:: Exercise goal ::
Return all lines below containing the word "screenshot".

:: Dataset content ::
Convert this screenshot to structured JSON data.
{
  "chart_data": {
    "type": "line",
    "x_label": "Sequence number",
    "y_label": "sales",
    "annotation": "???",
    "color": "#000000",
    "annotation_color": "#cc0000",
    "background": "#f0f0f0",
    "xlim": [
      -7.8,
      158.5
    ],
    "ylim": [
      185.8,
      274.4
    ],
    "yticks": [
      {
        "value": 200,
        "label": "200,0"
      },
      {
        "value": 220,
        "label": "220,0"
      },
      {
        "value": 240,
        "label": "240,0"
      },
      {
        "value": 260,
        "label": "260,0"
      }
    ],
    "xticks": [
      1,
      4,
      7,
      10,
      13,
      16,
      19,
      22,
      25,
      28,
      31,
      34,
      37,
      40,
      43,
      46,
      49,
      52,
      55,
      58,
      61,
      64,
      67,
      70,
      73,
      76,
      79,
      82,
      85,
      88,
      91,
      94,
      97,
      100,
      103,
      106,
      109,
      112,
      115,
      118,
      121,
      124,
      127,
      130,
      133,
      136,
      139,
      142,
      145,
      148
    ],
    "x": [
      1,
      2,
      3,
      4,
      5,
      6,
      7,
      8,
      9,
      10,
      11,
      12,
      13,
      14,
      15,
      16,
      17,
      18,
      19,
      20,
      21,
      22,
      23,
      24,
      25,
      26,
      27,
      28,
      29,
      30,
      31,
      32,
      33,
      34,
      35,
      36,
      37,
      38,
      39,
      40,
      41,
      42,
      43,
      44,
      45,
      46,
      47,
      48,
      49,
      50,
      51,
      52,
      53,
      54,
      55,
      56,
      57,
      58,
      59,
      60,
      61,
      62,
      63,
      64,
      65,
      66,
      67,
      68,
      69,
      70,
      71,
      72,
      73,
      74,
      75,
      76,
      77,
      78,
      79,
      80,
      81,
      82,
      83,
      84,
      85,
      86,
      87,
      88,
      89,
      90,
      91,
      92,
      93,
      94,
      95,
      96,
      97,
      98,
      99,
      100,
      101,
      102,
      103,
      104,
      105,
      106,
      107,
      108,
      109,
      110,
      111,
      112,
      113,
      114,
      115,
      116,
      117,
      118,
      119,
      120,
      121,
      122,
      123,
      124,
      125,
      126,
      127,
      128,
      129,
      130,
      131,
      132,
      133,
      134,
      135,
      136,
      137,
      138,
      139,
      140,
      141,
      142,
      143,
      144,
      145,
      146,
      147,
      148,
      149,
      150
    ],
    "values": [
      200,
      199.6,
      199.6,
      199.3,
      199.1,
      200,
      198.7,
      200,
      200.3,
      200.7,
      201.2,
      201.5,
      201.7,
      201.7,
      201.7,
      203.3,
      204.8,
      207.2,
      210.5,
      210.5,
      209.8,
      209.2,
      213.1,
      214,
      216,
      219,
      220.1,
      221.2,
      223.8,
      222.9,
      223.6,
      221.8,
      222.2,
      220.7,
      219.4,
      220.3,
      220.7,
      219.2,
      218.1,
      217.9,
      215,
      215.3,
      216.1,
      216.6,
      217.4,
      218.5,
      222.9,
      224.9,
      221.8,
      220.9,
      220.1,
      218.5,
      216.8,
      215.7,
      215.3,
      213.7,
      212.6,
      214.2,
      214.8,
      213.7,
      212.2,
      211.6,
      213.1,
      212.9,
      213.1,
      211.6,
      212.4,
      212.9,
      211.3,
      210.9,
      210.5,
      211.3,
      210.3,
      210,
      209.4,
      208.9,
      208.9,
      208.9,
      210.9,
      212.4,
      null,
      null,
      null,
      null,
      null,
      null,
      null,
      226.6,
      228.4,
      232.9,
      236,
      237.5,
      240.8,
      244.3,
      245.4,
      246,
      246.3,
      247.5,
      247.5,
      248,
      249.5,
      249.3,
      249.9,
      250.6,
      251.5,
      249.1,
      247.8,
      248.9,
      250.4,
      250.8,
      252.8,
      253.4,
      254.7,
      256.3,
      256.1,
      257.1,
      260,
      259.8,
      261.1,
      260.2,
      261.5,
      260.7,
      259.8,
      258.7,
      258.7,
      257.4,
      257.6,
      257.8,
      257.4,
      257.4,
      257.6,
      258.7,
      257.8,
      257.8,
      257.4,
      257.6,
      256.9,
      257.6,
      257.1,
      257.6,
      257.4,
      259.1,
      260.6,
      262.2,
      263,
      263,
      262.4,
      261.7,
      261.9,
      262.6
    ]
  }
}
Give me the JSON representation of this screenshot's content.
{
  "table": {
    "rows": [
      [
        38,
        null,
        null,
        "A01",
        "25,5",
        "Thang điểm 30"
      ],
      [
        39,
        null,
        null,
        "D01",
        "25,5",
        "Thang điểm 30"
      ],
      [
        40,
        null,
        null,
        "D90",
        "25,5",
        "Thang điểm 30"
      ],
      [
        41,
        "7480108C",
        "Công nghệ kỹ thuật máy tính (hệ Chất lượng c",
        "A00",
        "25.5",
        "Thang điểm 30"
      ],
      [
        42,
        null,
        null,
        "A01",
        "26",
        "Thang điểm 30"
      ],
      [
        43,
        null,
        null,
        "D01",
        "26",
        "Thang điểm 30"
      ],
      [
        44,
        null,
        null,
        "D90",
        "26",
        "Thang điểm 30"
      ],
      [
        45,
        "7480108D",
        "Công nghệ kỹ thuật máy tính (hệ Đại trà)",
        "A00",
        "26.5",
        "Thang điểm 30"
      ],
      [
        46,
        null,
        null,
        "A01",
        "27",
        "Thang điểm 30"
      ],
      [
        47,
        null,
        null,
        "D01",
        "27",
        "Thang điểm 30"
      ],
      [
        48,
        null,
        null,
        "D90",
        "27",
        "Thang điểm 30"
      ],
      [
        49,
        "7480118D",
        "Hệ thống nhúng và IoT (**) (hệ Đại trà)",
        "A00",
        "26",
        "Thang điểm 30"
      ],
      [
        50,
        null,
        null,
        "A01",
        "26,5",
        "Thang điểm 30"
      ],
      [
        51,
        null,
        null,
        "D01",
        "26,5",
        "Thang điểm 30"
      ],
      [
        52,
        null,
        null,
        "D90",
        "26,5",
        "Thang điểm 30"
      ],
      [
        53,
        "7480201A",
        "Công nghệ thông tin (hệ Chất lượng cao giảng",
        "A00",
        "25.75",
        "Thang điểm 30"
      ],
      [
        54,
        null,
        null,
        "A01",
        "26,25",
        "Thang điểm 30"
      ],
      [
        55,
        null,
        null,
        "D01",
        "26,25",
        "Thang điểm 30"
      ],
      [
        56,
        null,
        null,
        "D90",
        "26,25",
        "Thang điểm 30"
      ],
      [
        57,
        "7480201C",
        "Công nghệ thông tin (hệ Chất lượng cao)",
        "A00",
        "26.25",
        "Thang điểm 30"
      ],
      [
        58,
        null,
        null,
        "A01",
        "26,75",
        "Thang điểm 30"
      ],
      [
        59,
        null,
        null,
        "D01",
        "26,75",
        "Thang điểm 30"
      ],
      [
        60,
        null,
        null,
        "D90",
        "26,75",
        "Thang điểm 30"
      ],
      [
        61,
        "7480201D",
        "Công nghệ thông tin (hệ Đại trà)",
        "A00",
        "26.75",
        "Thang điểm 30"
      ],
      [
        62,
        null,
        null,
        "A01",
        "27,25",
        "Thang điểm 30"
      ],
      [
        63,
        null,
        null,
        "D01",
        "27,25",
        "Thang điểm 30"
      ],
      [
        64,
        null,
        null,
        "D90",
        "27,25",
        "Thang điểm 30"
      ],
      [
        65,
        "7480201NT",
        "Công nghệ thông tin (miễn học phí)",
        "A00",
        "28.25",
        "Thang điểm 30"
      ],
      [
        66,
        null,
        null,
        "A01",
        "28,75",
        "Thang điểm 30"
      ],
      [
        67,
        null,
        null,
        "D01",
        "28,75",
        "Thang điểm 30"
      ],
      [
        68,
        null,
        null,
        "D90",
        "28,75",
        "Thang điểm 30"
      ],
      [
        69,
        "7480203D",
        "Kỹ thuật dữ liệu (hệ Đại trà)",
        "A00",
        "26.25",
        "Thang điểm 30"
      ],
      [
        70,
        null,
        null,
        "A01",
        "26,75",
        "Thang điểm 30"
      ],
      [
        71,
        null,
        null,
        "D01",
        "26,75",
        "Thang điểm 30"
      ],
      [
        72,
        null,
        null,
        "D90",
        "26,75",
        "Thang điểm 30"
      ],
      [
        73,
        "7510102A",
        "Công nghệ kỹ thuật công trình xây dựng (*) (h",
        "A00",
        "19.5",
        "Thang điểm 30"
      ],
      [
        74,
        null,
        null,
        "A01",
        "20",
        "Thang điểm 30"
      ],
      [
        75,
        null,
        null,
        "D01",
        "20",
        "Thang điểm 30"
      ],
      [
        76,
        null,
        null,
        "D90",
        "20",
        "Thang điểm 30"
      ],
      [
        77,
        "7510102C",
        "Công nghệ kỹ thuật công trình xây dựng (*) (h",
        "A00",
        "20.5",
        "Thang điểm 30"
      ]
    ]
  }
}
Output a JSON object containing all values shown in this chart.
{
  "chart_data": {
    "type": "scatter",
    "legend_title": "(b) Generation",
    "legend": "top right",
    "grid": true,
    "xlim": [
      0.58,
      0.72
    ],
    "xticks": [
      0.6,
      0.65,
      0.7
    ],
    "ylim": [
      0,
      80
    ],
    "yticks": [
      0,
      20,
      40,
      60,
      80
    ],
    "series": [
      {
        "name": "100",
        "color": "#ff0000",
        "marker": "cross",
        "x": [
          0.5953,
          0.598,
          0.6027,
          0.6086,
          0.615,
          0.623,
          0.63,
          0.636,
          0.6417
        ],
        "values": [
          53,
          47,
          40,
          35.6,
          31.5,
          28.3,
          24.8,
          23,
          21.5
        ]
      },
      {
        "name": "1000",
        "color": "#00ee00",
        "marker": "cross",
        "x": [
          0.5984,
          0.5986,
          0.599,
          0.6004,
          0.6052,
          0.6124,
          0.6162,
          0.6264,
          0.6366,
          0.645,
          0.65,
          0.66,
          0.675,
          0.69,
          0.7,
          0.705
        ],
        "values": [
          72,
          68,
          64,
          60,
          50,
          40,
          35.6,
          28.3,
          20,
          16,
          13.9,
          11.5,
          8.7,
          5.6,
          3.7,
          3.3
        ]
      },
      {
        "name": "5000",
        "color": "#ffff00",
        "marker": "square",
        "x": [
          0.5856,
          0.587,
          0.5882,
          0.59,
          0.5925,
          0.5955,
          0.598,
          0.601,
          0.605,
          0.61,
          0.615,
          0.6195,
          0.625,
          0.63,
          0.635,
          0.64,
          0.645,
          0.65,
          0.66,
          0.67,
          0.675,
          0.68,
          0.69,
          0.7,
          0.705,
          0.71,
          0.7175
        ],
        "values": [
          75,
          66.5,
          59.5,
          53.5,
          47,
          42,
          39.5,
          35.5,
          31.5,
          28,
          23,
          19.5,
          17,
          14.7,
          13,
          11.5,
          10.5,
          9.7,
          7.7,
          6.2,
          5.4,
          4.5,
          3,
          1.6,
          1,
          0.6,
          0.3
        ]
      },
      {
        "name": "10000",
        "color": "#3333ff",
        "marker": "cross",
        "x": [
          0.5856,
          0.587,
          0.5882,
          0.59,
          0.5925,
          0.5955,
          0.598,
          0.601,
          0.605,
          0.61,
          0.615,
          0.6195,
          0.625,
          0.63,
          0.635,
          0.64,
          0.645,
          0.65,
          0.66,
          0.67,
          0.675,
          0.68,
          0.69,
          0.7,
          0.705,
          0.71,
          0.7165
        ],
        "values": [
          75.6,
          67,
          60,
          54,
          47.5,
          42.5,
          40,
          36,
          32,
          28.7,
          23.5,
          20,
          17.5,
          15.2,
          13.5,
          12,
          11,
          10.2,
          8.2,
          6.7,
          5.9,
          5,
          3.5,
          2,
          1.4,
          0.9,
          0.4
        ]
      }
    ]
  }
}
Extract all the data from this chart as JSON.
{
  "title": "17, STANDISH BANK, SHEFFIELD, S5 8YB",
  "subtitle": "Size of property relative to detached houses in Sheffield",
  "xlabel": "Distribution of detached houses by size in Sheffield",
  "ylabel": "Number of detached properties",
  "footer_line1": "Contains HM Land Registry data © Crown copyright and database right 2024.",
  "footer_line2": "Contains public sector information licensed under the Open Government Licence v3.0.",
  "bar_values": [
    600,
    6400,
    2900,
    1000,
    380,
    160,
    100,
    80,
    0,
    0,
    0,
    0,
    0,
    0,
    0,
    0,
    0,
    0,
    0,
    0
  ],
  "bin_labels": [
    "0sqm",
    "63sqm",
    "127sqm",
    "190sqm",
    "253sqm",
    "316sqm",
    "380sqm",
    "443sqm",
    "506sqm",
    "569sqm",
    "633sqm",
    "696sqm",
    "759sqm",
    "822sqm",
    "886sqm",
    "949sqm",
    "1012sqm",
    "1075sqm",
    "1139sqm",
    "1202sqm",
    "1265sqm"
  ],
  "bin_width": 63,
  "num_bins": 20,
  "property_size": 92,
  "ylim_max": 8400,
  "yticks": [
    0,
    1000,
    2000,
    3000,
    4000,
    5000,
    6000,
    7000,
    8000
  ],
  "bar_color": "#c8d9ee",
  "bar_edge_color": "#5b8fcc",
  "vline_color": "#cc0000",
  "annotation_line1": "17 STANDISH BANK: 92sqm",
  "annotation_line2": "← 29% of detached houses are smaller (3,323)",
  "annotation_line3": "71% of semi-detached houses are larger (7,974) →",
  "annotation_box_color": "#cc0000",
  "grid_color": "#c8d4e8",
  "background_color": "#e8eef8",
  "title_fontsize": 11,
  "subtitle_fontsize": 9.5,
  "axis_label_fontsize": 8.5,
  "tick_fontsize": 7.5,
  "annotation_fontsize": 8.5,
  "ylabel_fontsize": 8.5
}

:: Reply to the task ::
Convert this screenshot to structured JSON data.
Give me the JSON representation of this screenshot's content.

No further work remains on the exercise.